**EXERCISE DESCRIPTION:** Each line of the material must be repeated precisely, with the pictures left out.

Dataset entries on figures
|---|
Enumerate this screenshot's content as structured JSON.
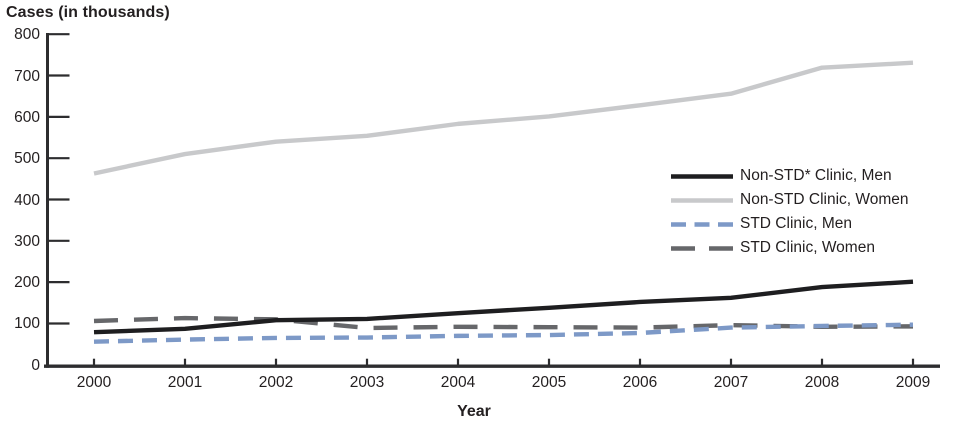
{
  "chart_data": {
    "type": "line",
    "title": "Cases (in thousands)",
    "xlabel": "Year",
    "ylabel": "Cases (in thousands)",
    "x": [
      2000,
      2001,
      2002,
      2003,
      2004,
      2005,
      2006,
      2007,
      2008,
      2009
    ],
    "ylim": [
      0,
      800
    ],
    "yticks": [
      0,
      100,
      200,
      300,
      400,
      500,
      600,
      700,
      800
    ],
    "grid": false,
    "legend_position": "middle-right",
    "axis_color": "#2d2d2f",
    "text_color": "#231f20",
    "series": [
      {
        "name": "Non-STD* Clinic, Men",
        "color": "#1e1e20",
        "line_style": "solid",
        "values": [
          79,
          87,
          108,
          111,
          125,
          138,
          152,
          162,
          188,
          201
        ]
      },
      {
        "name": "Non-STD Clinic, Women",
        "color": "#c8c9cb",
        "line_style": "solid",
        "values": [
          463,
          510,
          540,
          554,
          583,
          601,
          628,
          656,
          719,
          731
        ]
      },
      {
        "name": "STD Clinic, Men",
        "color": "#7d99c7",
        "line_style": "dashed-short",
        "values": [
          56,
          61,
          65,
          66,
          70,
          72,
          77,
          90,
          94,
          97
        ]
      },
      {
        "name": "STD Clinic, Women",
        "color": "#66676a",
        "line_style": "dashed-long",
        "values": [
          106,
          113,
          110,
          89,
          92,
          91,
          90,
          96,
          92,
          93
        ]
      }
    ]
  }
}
|---|
**ANSWER FOR THE TASK:**
Enumerate this screenshot's content as structured JSON.
{
  "chart_data": {
    "type": "line",
    "title": "Cases (in thousands)",
    "xlabel": "Year",
    "ylabel": "Cases (in thousands)",
    "x": [
      2000,
      2001,
      2002,
      2003,
      2004,
      2005,
      2006,
      2007,
      2008,
      2009
    ],
    "ylim": [
      0,
      800
    ],
    "yticks": [
      0,
      100,
      200,
      300,
      400,
      500,
      600,
      700,
      800
    ],
    "grid": false,
    "legend_position": "middle-right",
    "axis_color": "#2d2d2f",
    "text_color": "#231f20",
    "series": [
      {
        "name": "Non-STD* Clinic, Men",
        "color": "#1e1e20",
        "line_style": "solid",
        "values": [
          79,
          87,
          108,
          111,
          125,
          138,
          152,
          162,
          188,
          201
        ]
      },
      {
        "name": "Non-STD Clinic, Women",
        "color": "#c8c9cb",
        "line_style": "solid",
        "values": [
          463,
          510,
          540,
          554,
          583,
          601,
          628,
          656,
          719,
          731
        ]
      },
      {
        "name": "STD Clinic, Men",
        "color": "#7d99c7",
        "line_style": "dashed-short",
        "values": [
          56,
          61,
          65,
          66,
          70,
          72,
          77,
          90,
          94,
          97
        ]
      },
      {
        "name": "STD Clinic, Women",
        "color": "#66676a",
        "line_style": "dashed-long",
        "values": [
          106,
          113,
          110,
          89,
          92,
          91,
          90,
          96,
          92,
          93
        ]
      }
    ]
  }
}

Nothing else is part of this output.